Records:
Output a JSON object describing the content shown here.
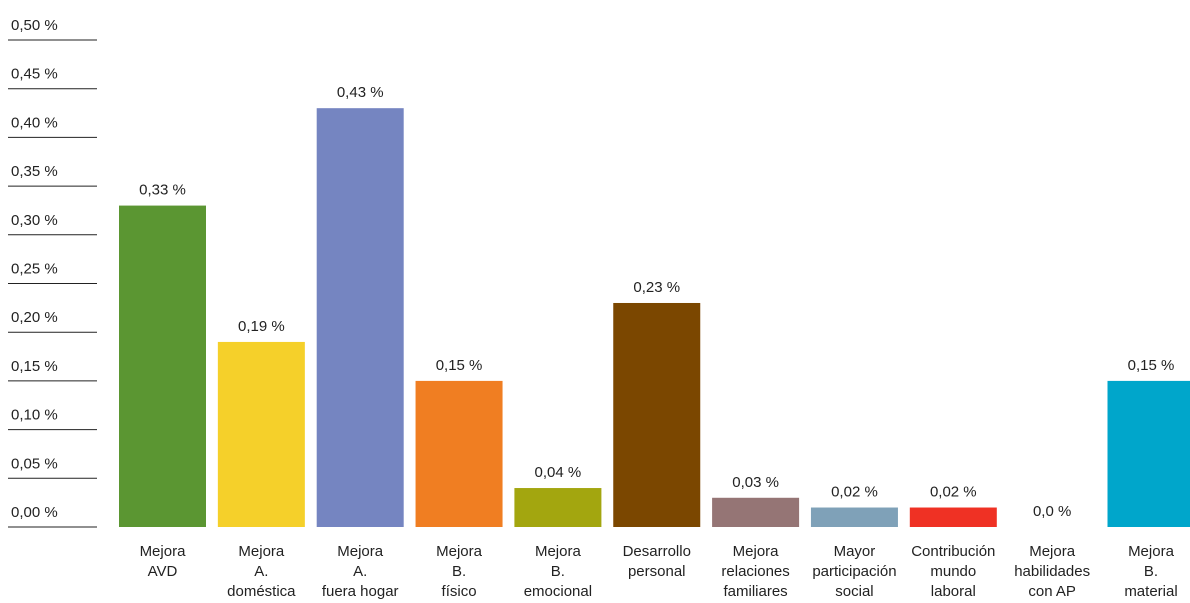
{
  "chart_data": {
    "type": "bar",
    "categories": [
      [
        "Mejora",
        "AVD"
      ],
      [
        "Mejora",
        "A.",
        "doméstica"
      ],
      [
        "Mejora",
        "A.",
        "fuera hogar"
      ],
      [
        "Mejora",
        "B.",
        "físico"
      ],
      [
        "Mejora",
        "B.",
        "emocional"
      ],
      [
        "Desarrollo",
        "personal"
      ],
      [
        "Mejora",
        "relaciones",
        "familiares"
      ],
      [
        "Mayor",
        "participación",
        "social"
      ],
      [
        "Contribución",
        "mundo",
        "laboral"
      ],
      [
        "Mejora",
        "habilidades",
        "con AP"
      ],
      [
        "Mejora",
        "B.",
        "material"
      ]
    ],
    "values": [
      0.33,
      0.19,
      0.43,
      0.15,
      0.04,
      0.23,
      0.03,
      0.02,
      0.02,
      0.0,
      0.15
    ],
    "value_labels": [
      "0,33 %",
      "0,19 %",
      "0,43 %",
      "0,15 %",
      "0,04 %",
      "0,23 %",
      "0,03 %",
      "0,02 %",
      "0,02 %",
      "0,0 %",
      "0,15 %"
    ],
    "colors": [
      "#5b9632",
      "#f5d02a",
      "#7585c1",
      "#f07e22",
      "#a3a60f",
      "#7b4700",
      "#957575",
      "#7fa1b8",
      "#ef3124",
      "#aaaaaa",
      "#00a6cb"
    ],
    "ylim": [
      0,
      0.5
    ],
    "yticks": [
      {
        "value": 0,
        "label": "0,00 %"
      },
      {
        "value": 0.05,
        "label": "0,05 %"
      },
      {
        "value": 0.1,
        "label": "0,10 %"
      },
      {
        "value": 0.15,
        "label": "0,15 %"
      },
      {
        "value": 0.2,
        "label": "0,20 %"
      },
      {
        "value": 0.25,
        "label": "0,25 %"
      },
      {
        "value": 0.3,
        "label": "0,30 %"
      },
      {
        "value": 0.35,
        "label": "0,35 %"
      },
      {
        "value": 0.4,
        "label": "0,40 %"
      },
      {
        "value": 0.45,
        "label": "0,45 %"
      },
      {
        "value": 0.5,
        "label": "0,50 %"
      }
    ]
  }
}
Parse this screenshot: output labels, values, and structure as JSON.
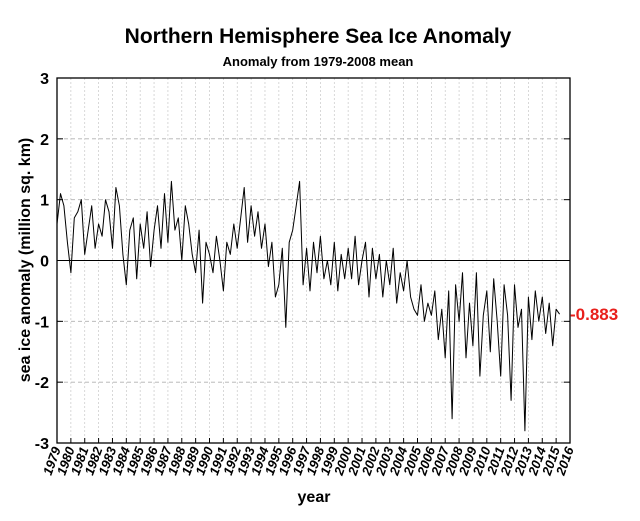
{
  "chart_data": {
    "type": "line",
    "title": "Northern Hemisphere Sea Ice Anomaly",
    "subtitle": "Anomaly from 1979-2008 mean",
    "xlabel": "year",
    "ylabel": "sea ice anomaly (million sq. km)",
    "xlim": [
      1979,
      2016
    ],
    "ylim": [
      -3,
      3
    ],
    "x_ticks": [
      "1979",
      "1980",
      "1981",
      "1982",
      "1983",
      "1984",
      "1985",
      "1986",
      "1987",
      "1988",
      "1989",
      "1990",
      "1991",
      "1992",
      "1993",
      "1994",
      "1995",
      "1996",
      "1997",
      "1998",
      "1999",
      "2000",
      "2001",
      "2002",
      "2003",
      "2004",
      "2005",
      "2006",
      "2007",
      "2008",
      "2009",
      "2010",
      "2011",
      "2012",
      "2013",
      "2014",
      "2015",
      "2016"
    ],
    "y_ticks": [
      "-3",
      "-2",
      "-1",
      "0",
      "1",
      "2",
      "3"
    ],
    "grid": true,
    "zero_line": true,
    "last_value_label": "-0.883",
    "last_value_color": "#e8201c",
    "line_color": "#000000",
    "series": [
      {
        "x": [
          1979.0,
          1979.25,
          1979.5,
          1979.75,
          1980.0,
          1980.25,
          1980.5,
          1980.75,
          1981.0,
          1981.25,
          1981.5,
          1981.75,
          1982.0,
          1982.25,
          1982.5,
          1982.75,
          1983.0,
          1983.25,
          1983.5,
          1983.75,
          1984.0,
          1984.25,
          1984.5,
          1984.75,
          1985.0,
          1985.25,
          1985.5,
          1985.75,
          1986.0,
          1986.25,
          1986.5,
          1986.75,
          1987.0,
          1987.25,
          1987.5,
          1987.75,
          1988.0,
          1988.25,
          1988.5,
          1988.75,
          1989.0,
          1989.25,
          1989.5,
          1989.75,
          1990.0,
          1990.25,
          1990.5,
          1990.75,
          1991.0,
          1991.25,
          1991.5,
          1991.75,
          1992.0,
          1992.25,
          1992.5,
          1992.75,
          1993.0,
          1993.25,
          1993.5,
          1993.75,
          1994.0,
          1994.25,
          1994.5,
          1994.75,
          1995.0,
          1995.25,
          1995.5,
          1995.75,
          1996.0,
          1996.25,
          1996.5,
          1996.75,
          1997.0,
          1997.25,
          1997.5,
          1997.75,
          1998.0,
          1998.25,
          1998.5,
          1998.75,
          1999.0,
          1999.25,
          1999.5,
          1999.75,
          2000.0,
          2000.25,
          2000.5,
          2000.75,
          2001.0,
          2001.25,
          2001.5,
          2001.75,
          2002.0,
          2002.25,
          2002.5,
          2002.75,
          2003.0,
          2003.25,
          2003.5,
          2003.75,
          2004.0,
          2004.25,
          2004.5,
          2004.75,
          2005.0,
          2005.25,
          2005.5,
          2005.75,
          2006.0,
          2006.25,
          2006.5,
          2006.75,
          2007.0,
          2007.25,
          2007.5,
          2007.75,
          2008.0,
          2008.25,
          2008.5,
          2008.75,
          2009.0,
          2009.25,
          2009.5,
          2009.75,
          2010.0,
          2010.25,
          2010.5,
          2010.75,
          2011.0,
          2011.25,
          2011.5,
          2011.75,
          2012.0,
          2012.25,
          2012.5,
          2012.75,
          2013.0,
          2013.25,
          2013.5,
          2013.75,
          2014.0,
          2014.25,
          2014.5,
          2014.75,
          2015.0,
          2015.25
        ],
        "y": [
          0.6,
          1.1,
          0.9,
          0.3,
          -0.2,
          0.7,
          0.8,
          1.0,
          0.1,
          0.5,
          0.9,
          0.2,
          0.6,
          0.4,
          1.0,
          0.8,
          0.2,
          1.2,
          0.9,
          0.1,
          -0.4,
          0.5,
          0.7,
          -0.3,
          0.6,
          0.2,
          0.8,
          -0.1,
          0.5,
          0.9,
          0.2,
          1.1,
          0.3,
          1.3,
          0.5,
          0.7,
          0.0,
          0.9,
          0.6,
          0.1,
          -0.2,
          0.5,
          -0.7,
          0.3,
          0.1,
          -0.2,
          0.4,
          0.0,
          -0.5,
          0.3,
          0.1,
          0.6,
          0.2,
          0.7,
          1.2,
          0.3,
          0.9,
          0.4,
          0.8,
          0.2,
          0.6,
          -0.1,
          0.3,
          -0.6,
          -0.4,
          0.2,
          -1.1,
          0.3,
          0.5,
          0.9,
          1.3,
          -0.4,
          0.2,
          -0.5,
          0.3,
          -0.2,
          0.4,
          -0.3,
          0.0,
          -0.4,
          0.3,
          -0.5,
          0.1,
          -0.3,
          0.2,
          -0.3,
          0.4,
          -0.4,
          0.0,
          0.3,
          -0.6,
          0.2,
          -0.3,
          0.1,
          -0.6,
          0.0,
          -0.4,
          0.2,
          -0.7,
          -0.2,
          -0.5,
          0.0,
          -0.6,
          -0.8,
          -0.9,
          -0.4,
          -1.0,
          -0.7,
          -0.9,
          -0.5,
          -1.3,
          -0.8,
          -1.6,
          -0.5,
          -2.6,
          -0.4,
          -1.0,
          -0.2,
          -1.6,
          -0.7,
          -1.4,
          -0.2,
          -1.9,
          -0.9,
          -0.5,
          -1.5,
          -0.3,
          -1.0,
          -1.9,
          -0.4,
          -0.9,
          -2.3,
          -0.4,
          -1.1,
          -0.8,
          -2.8,
          -0.6,
          -1.3,
          -0.5,
          -1.0,
          -0.6,
          -1.2,
          -0.7,
          -1.4,
          -0.8,
          -0.883
        ]
      }
    ]
  }
}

SHORT TASK: Find the word "values" in the entries above and gather every line that holds it.

RESPONSE TO THIS TASK:
    "values": [
Parse this screenshot: output labels, values, and structure as JSON.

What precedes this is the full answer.